* _EXERCISE REQUIREMENTS_: Select the lines below containing the word "видом".

— start TASK INPUT —

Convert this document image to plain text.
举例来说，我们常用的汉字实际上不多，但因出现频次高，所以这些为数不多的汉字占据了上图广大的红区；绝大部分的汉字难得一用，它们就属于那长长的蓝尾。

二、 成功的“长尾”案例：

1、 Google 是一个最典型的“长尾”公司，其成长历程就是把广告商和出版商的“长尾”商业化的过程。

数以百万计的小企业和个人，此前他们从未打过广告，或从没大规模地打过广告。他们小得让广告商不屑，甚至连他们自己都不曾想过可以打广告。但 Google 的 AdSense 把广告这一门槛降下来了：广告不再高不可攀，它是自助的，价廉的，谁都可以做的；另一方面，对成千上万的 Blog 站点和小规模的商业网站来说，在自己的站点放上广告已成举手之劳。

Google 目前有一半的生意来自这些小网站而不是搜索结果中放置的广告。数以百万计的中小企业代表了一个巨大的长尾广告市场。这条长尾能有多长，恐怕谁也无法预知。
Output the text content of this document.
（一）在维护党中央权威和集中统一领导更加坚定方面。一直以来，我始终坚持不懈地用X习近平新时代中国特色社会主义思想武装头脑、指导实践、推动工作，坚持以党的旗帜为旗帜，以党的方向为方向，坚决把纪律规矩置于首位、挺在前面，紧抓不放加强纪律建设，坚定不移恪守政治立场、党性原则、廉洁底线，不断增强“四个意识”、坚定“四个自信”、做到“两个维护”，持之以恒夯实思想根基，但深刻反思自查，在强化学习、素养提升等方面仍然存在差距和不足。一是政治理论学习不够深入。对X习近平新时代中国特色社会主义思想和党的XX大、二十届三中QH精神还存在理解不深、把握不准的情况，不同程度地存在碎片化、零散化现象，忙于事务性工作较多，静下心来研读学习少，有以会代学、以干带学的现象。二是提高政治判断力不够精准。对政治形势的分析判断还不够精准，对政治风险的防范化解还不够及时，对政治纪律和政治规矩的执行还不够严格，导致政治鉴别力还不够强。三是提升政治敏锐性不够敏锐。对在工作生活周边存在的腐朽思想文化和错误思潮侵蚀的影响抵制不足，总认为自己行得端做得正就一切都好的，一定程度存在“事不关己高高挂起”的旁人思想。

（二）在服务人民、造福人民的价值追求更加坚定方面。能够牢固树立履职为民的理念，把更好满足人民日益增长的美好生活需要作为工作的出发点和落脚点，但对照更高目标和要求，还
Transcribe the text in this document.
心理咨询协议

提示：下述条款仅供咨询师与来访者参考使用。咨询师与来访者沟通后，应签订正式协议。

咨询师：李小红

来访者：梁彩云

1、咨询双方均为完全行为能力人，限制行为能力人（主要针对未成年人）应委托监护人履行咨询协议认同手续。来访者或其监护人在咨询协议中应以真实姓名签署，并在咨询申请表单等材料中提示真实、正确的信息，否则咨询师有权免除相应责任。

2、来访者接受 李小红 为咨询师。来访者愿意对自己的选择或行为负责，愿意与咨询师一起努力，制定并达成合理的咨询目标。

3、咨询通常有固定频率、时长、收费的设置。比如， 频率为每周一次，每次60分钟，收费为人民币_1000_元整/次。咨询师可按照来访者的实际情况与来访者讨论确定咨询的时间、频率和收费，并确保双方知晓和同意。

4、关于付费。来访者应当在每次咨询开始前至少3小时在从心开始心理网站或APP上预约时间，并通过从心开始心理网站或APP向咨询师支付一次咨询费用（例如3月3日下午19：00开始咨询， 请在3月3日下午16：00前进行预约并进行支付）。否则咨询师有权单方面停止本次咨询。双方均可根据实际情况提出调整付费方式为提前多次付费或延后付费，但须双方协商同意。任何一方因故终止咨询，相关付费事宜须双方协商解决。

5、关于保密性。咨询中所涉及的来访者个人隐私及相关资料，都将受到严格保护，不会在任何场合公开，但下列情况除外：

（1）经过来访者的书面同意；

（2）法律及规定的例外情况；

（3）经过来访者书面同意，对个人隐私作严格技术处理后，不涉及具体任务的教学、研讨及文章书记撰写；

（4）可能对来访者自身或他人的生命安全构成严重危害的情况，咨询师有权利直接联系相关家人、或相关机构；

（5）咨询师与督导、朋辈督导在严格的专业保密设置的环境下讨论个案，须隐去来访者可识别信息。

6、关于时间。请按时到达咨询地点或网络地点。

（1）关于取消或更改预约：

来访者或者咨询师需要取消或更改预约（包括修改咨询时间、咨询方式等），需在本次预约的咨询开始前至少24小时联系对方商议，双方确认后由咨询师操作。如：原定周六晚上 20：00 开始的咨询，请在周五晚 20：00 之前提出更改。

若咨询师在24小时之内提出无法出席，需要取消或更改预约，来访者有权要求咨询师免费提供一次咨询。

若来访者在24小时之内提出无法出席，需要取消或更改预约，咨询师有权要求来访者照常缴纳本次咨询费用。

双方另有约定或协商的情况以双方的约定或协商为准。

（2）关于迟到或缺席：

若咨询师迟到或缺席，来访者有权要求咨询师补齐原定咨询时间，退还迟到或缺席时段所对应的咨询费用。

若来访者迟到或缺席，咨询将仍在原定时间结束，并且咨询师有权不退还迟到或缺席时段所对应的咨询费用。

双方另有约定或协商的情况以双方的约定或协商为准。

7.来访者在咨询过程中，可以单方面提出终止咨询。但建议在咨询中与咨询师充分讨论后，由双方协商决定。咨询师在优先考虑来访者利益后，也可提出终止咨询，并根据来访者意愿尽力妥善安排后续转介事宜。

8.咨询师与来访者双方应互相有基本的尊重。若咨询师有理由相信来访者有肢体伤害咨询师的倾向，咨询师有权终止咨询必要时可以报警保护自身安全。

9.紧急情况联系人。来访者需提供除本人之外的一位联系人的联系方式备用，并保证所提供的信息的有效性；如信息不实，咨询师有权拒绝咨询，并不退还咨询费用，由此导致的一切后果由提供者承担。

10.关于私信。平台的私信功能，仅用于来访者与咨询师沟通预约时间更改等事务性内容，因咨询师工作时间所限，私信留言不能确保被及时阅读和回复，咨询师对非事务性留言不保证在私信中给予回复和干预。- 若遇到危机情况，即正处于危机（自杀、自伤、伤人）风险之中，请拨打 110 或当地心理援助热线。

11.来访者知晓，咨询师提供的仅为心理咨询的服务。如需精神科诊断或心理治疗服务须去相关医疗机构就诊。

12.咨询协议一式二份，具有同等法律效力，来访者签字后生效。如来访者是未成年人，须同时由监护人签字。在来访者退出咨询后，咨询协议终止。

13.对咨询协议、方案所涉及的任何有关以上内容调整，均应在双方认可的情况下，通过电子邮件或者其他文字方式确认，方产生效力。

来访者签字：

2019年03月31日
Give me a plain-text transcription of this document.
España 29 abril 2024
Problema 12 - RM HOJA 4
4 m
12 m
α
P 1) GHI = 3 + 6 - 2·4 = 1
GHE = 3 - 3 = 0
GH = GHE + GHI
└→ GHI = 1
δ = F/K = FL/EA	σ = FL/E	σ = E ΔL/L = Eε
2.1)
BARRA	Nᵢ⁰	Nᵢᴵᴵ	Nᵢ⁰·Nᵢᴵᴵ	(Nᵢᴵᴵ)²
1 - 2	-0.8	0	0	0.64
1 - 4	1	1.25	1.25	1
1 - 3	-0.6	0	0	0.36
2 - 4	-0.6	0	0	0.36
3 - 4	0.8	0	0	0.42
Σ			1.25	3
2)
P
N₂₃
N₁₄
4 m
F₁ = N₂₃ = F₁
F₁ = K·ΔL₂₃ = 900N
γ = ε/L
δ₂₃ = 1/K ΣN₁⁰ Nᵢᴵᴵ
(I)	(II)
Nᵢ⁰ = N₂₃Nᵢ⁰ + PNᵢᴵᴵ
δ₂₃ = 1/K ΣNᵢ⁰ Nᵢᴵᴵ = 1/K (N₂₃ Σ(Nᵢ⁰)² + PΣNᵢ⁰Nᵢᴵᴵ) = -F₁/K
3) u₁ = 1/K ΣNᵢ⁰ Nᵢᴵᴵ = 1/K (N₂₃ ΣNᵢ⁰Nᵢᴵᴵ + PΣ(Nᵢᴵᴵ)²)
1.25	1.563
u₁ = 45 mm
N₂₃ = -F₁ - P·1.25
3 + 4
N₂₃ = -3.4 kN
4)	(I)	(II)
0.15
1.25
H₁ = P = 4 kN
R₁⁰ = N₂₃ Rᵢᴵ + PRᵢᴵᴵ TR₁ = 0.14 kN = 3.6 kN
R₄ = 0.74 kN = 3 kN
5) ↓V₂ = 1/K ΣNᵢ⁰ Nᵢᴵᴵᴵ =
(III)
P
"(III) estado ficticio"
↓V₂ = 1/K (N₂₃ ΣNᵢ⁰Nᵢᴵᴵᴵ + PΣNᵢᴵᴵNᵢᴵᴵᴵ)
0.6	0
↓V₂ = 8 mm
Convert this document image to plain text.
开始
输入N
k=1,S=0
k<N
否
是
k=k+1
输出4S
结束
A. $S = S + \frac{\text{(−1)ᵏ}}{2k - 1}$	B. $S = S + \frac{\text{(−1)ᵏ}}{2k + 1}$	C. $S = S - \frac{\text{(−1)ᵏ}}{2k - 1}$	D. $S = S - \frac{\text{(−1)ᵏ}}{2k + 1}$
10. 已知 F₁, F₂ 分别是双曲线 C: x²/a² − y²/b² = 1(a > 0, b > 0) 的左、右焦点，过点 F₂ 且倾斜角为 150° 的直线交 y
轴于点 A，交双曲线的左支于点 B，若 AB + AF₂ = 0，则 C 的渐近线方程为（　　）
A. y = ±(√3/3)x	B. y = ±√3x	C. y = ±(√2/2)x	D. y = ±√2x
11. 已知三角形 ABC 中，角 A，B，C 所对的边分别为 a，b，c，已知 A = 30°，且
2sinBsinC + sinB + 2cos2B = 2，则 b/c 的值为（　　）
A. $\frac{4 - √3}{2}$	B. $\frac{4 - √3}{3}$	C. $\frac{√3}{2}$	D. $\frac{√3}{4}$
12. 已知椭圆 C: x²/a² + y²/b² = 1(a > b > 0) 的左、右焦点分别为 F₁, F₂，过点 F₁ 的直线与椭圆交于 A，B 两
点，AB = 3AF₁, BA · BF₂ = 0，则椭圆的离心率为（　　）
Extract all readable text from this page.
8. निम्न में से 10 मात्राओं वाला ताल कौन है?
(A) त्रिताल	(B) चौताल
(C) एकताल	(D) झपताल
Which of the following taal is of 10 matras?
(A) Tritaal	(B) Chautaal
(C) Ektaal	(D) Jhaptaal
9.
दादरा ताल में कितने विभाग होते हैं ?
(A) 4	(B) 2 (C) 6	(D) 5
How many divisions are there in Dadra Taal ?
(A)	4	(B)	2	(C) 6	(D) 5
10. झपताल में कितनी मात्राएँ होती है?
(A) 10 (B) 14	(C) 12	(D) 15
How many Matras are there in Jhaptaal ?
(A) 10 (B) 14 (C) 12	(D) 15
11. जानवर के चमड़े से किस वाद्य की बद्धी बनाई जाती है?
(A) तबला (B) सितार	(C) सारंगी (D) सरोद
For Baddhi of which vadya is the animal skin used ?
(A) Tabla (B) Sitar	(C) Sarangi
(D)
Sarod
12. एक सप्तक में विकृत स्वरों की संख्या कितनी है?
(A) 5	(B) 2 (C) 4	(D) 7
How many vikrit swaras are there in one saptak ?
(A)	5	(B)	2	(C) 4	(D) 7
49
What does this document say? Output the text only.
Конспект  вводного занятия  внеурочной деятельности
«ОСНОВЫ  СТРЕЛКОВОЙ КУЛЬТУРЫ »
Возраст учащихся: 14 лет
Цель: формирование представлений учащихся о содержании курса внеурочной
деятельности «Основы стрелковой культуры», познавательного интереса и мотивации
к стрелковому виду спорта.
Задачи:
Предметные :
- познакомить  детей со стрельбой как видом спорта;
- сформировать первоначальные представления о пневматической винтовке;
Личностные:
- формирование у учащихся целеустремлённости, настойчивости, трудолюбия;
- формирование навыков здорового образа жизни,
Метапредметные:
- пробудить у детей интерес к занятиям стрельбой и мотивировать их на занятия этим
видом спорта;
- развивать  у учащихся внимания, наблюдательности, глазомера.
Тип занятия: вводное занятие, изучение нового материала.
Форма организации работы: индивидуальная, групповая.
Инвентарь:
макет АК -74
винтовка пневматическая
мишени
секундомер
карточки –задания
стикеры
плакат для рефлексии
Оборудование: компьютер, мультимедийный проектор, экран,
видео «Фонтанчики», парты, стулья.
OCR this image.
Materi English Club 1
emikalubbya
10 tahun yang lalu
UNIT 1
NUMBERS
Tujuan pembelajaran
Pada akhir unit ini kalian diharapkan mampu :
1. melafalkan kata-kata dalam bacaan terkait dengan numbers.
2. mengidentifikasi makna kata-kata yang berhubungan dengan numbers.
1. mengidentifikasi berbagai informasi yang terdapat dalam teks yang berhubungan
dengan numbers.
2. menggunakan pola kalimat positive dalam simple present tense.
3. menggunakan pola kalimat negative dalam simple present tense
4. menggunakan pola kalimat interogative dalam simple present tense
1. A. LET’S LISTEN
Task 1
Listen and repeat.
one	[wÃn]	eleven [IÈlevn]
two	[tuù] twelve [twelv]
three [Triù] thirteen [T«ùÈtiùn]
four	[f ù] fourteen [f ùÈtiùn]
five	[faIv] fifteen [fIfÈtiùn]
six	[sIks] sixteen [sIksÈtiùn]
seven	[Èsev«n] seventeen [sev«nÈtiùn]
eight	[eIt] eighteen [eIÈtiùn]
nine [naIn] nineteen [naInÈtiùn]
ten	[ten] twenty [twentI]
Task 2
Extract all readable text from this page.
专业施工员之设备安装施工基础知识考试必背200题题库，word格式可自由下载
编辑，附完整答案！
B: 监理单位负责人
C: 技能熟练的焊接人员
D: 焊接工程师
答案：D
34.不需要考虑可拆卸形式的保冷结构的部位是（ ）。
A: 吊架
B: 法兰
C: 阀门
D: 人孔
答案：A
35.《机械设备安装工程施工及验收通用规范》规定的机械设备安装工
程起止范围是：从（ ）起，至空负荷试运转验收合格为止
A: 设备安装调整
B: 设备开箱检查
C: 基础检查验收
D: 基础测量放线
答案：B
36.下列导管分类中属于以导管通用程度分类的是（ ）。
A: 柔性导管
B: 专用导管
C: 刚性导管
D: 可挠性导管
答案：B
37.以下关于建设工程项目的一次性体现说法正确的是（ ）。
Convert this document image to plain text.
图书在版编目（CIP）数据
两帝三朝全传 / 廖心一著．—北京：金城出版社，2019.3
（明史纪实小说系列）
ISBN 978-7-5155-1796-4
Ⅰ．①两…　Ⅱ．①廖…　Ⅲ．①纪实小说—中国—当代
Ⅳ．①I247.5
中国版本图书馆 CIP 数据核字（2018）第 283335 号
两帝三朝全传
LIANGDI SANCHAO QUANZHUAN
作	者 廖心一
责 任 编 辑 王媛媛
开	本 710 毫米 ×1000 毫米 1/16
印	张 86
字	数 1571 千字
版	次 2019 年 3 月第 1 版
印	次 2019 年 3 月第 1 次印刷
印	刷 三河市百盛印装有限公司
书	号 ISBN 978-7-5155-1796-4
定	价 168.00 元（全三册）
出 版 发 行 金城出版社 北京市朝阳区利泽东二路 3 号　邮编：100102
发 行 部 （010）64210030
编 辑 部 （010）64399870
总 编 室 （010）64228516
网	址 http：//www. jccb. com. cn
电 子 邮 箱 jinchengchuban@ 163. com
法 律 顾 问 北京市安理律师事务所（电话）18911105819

— end TASK INPUT —

* _EXERCISE RESPONSE_:
- познакомить  детей со стрельбой как видом спорта;
видом спорта;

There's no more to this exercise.